- Task directions
Identify all lines in the data containing the string "thematic". Copy them out.

- Entries provided
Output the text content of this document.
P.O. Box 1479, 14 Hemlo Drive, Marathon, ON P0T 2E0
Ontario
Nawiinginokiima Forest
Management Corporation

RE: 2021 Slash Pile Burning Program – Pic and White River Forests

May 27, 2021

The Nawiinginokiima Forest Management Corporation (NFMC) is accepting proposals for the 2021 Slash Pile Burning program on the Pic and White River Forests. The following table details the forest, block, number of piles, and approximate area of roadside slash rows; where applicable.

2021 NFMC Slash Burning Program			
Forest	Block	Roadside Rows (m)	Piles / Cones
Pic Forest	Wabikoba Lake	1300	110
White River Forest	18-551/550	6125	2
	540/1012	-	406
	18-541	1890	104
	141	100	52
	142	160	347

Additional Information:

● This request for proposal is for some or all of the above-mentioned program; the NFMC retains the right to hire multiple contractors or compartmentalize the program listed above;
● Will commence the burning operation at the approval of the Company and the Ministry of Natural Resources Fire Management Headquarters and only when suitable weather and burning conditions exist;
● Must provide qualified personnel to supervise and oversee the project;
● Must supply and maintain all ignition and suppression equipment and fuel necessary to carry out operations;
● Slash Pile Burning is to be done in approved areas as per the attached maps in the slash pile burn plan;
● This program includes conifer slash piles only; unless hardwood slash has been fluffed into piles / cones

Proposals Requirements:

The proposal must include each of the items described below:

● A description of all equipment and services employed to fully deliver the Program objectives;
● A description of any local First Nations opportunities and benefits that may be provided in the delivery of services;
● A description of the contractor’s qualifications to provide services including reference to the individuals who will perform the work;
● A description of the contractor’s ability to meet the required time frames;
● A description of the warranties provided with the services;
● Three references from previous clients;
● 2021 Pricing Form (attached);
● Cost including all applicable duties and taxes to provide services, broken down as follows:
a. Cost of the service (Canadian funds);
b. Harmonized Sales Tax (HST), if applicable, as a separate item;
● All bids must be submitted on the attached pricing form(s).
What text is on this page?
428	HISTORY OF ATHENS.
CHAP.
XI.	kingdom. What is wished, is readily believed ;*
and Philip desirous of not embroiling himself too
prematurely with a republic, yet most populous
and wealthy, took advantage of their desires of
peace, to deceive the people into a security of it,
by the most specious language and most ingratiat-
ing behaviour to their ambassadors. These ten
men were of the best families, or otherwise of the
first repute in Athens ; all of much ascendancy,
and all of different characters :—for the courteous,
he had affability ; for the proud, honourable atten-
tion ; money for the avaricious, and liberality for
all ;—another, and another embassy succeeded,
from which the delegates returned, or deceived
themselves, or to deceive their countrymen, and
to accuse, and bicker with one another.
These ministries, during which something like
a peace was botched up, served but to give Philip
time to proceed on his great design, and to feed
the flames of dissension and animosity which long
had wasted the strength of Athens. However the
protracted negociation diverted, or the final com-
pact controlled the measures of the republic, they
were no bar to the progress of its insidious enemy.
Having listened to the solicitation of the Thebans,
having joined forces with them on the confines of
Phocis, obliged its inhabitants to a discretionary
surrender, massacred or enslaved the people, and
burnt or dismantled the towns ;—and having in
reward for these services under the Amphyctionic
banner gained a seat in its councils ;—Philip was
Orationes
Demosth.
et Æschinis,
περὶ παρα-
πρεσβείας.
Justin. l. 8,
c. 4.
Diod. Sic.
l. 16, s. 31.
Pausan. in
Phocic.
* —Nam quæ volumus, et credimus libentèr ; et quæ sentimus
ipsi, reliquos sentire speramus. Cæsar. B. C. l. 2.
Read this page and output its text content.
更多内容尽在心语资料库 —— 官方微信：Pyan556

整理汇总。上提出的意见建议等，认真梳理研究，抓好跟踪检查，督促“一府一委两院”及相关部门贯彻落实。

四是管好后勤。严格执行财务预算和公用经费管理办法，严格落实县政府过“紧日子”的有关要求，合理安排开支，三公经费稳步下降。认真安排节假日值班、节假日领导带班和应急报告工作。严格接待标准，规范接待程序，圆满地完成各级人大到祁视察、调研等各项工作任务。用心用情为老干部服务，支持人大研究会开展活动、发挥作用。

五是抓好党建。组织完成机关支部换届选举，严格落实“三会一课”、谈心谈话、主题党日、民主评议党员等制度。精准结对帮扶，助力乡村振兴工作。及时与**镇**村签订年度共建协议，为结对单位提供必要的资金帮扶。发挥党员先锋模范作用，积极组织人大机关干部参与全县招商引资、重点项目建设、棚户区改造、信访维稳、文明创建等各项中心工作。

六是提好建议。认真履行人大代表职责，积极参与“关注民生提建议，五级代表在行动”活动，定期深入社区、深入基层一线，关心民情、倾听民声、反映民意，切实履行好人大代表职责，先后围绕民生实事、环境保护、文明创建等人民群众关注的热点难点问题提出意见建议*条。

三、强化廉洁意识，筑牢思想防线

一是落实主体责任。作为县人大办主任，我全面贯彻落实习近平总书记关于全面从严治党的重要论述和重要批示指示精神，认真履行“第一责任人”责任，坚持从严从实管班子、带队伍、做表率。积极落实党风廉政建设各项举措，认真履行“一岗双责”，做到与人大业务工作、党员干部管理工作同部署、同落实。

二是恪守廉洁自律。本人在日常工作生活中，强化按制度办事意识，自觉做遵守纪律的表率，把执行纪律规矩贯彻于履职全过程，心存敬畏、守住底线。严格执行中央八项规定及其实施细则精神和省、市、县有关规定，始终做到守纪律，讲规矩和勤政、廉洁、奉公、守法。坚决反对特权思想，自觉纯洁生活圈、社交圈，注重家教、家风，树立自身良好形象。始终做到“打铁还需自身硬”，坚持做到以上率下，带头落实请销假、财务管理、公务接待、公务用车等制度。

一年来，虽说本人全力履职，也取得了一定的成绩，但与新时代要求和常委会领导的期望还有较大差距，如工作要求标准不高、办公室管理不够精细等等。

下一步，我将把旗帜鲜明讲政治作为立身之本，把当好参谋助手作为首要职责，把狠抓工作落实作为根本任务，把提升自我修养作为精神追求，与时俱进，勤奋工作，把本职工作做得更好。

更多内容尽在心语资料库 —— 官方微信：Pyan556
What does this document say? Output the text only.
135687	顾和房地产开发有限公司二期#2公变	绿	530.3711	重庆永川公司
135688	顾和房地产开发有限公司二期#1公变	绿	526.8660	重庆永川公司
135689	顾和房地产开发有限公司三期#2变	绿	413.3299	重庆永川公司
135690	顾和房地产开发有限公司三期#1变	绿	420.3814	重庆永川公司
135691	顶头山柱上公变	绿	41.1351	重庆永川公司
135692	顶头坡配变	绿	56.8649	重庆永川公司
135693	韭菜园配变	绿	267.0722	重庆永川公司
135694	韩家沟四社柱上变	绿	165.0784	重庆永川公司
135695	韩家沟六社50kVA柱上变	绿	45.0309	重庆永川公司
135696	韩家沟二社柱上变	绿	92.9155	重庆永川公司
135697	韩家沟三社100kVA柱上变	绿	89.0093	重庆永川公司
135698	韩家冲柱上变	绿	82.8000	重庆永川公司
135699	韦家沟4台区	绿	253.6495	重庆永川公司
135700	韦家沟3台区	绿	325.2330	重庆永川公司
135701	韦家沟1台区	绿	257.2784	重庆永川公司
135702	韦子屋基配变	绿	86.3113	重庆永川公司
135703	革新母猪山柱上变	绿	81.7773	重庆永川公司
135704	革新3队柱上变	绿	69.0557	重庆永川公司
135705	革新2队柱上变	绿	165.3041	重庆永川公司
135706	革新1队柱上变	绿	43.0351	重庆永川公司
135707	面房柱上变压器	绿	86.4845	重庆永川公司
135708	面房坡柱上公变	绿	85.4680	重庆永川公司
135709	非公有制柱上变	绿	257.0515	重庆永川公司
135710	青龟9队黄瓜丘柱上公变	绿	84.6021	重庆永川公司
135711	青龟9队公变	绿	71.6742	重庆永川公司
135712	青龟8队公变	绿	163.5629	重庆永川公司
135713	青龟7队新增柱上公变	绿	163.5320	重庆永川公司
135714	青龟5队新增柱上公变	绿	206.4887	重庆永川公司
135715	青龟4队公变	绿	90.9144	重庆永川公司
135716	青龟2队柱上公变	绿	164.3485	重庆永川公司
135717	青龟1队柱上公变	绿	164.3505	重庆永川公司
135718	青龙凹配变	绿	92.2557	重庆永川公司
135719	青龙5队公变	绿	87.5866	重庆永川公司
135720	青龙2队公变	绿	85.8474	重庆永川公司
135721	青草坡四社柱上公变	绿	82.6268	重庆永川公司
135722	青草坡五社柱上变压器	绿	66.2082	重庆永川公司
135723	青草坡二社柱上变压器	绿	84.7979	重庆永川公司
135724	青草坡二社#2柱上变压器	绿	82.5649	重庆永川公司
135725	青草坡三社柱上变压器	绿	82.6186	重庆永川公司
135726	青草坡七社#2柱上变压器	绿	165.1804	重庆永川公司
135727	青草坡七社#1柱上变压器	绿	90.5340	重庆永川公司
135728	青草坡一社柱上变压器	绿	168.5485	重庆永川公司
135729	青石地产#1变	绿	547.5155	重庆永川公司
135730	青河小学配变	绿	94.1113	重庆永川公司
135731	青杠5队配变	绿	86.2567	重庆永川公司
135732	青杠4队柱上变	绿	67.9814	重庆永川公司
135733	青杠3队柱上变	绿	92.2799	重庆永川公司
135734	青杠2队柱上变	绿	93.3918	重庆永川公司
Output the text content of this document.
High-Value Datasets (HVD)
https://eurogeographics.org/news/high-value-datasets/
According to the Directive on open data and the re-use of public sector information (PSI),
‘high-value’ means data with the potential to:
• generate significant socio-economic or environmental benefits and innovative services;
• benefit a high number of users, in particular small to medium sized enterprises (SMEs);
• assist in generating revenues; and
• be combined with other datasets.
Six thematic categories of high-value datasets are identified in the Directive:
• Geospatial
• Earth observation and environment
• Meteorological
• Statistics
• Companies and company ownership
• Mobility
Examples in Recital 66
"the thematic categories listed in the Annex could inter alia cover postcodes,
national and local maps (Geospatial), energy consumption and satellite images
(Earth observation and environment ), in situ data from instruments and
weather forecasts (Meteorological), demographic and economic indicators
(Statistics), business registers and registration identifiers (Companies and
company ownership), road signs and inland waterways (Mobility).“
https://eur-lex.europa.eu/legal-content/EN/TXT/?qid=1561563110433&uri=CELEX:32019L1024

- Complete response
Six thematic categories of high-value datasets are identified in the Directive:
"the thematic categories listed in the Annex could inter alia cover postcodes,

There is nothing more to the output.